» **Stated problem**
Exactly repeat the full listing that follows.
Begin Provided entries
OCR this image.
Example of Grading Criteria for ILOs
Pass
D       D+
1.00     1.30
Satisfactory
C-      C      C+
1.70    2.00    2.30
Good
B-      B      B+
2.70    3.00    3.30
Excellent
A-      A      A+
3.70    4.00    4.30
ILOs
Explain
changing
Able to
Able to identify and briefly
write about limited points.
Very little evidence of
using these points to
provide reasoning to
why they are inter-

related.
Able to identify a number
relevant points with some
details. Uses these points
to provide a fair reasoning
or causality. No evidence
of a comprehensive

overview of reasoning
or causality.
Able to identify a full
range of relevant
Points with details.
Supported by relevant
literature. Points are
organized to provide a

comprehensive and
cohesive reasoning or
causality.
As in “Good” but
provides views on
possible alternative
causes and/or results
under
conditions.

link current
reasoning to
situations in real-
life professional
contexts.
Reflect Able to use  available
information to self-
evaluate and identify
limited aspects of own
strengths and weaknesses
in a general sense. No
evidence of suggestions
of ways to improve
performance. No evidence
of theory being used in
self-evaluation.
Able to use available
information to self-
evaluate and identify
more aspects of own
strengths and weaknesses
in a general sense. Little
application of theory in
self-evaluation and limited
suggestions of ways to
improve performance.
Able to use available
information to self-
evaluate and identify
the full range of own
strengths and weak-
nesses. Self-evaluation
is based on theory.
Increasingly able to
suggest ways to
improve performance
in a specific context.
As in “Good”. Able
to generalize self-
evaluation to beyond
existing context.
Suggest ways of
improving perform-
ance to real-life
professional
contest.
End Provided entries
» **Finished task**
OCR this image.
Example of Grading Criteria for ILOs
Pass
D       D+
1.00     1.30
Satisfactory
C-      C      C+
1.70    2.00    2.30
Good
B-      B      B+
2.70    3.00    3.30
Excellent
A-      A      A+
3.70    4.00    4.30
ILOs
Explain
changing
Able to
Able to identify and briefly
write about limited points.
Very little evidence of
using these points to
provide reasoning to
why they are inter-

related.
Able to identify a number
relevant points with some
details. Uses these points
to provide a fair reasoning
or causality. No evidence
of a comprehensive

overview of reasoning
or causality.
Able to identify a full
range of relevant
Points with details.
Supported by relevant
literature. Points are
organized to provide a

comprehensive and
cohesive reasoning or
causality.
As in “Good” but
provides views on
possible alternative
causes and/or results
under
conditions.

link current
reasoning to
situations in real-
life professional
contexts.
Reflect Able to use  available
information to self-
evaluate and identify
limited aspects of own
strengths and weaknesses
in a general sense. No
evidence of suggestions
of ways to improve
performance. No evidence
of theory being used in
self-evaluation.
Able to use available
information to self-
evaluate and identify
more aspects of own
strengths and weaknesses
in a general sense. Little
application of theory in
self-evaluation and limited
suggestions of ways to
improve performance.
Able to use available
information to self-
evaluate and identify
the full range of own
strengths and weak-
nesses. Self-evaluation
is based on theory.
Increasingly able to
suggest ways to
improve performance
in a specific context.
As in “Good”. Able
to generalize self-
evaluation to beyond
existing context.
Suggest ways of
improving perform-
ance to real-life
professional
contest.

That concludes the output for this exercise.